[begin Records for this exercise]
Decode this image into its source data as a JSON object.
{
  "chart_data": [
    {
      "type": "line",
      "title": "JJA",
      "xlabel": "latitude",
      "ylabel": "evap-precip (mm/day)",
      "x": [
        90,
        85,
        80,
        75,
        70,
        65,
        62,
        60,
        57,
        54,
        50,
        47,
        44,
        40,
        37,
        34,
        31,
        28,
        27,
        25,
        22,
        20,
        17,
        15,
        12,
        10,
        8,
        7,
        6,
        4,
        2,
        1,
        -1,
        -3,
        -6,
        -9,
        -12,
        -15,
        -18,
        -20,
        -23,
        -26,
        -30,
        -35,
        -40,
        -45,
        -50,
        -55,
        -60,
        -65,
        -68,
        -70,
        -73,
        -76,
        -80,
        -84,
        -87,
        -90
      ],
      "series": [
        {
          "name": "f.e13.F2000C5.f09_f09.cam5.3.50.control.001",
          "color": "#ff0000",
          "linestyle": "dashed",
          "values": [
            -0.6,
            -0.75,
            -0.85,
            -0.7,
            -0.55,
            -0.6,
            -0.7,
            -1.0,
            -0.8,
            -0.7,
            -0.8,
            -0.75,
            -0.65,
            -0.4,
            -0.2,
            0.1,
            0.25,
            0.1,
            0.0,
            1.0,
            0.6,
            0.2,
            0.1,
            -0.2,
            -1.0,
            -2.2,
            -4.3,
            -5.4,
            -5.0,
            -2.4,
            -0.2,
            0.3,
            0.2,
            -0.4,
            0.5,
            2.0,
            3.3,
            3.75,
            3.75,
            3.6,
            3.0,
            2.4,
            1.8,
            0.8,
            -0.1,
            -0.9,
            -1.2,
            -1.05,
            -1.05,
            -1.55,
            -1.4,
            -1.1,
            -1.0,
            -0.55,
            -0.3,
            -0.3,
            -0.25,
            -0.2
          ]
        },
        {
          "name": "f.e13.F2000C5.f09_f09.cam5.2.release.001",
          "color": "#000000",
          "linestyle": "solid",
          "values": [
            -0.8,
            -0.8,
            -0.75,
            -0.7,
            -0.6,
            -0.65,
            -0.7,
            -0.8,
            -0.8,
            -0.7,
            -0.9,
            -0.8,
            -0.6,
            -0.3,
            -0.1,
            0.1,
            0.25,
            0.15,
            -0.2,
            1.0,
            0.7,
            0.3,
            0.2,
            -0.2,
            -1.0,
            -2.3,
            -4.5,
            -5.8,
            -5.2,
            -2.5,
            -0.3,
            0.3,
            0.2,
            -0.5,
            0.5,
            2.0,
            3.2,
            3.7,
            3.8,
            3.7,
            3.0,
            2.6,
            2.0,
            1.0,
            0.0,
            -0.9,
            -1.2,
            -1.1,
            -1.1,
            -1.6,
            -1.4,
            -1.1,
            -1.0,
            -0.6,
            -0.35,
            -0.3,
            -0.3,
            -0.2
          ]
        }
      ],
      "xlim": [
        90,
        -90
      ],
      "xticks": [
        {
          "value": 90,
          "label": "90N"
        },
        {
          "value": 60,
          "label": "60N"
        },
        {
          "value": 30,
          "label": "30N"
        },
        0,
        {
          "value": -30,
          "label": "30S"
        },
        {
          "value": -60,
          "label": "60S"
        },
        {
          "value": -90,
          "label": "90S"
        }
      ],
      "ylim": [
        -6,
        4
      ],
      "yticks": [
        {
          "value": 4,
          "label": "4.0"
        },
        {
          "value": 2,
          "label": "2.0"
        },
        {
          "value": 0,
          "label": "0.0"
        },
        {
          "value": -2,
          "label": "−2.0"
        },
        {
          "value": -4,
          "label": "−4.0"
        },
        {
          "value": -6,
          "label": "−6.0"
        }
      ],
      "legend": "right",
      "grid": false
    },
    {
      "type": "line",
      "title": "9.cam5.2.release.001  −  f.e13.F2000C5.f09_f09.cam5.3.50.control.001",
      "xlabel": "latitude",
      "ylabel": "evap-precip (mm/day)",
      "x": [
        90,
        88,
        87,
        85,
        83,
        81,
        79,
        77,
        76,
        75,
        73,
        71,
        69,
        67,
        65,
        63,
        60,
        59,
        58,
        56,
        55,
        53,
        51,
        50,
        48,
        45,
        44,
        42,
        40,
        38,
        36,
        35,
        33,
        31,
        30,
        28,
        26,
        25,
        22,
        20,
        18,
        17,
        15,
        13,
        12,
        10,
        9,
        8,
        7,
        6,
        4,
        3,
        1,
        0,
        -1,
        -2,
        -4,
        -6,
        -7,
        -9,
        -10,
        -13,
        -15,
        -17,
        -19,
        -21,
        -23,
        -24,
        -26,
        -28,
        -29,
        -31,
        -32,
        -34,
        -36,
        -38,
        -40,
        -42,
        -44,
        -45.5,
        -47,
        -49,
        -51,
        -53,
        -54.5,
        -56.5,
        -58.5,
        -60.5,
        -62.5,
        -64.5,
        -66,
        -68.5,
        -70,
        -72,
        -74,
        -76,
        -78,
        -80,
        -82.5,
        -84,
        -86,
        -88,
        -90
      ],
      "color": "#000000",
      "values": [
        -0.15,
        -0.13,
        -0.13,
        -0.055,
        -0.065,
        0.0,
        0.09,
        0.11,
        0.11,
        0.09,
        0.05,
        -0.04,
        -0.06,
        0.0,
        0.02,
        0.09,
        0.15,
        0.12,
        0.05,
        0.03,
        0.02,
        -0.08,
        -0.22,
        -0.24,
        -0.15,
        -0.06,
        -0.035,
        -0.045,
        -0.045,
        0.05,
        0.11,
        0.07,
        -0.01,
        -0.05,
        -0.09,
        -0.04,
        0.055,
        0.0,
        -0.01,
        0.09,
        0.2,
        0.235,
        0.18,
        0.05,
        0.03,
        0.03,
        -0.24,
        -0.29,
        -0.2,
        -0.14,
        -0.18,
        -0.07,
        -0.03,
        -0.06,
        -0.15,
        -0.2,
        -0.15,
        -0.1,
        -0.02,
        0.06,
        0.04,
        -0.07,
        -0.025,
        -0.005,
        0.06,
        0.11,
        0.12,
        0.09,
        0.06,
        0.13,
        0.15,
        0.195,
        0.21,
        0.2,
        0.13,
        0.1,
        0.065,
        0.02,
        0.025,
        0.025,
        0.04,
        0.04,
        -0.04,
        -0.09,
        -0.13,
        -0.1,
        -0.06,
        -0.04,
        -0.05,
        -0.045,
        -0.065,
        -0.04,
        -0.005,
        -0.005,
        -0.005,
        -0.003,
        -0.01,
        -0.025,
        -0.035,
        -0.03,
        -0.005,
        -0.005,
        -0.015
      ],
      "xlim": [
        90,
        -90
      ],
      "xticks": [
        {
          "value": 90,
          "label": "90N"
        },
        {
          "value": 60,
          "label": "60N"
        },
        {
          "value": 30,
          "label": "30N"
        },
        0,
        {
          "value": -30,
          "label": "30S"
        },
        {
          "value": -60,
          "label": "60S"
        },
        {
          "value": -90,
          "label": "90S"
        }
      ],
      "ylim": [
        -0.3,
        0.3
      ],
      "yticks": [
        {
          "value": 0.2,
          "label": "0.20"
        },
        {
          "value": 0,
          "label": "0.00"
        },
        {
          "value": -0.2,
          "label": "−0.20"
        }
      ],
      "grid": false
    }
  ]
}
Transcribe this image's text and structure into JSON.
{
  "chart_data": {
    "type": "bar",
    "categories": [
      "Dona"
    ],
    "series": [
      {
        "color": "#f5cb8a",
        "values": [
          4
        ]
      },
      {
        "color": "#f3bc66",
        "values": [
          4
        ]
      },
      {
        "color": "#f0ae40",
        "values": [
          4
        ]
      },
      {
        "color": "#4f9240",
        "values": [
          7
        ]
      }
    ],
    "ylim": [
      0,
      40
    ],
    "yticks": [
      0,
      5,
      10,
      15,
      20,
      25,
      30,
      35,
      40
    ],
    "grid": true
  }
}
[end Records for this exercise]
| Problem to work on |
Copy out all lines that carry the word "release".

| Answer to this exercise |
          "name": "f.e13.F2000C5.f09_f09.cam5.2.release.001",
      "title": "9.cam5.2.release.001  −  f.e13.F2000C5.f09_f09.cam5.3.50.control.001",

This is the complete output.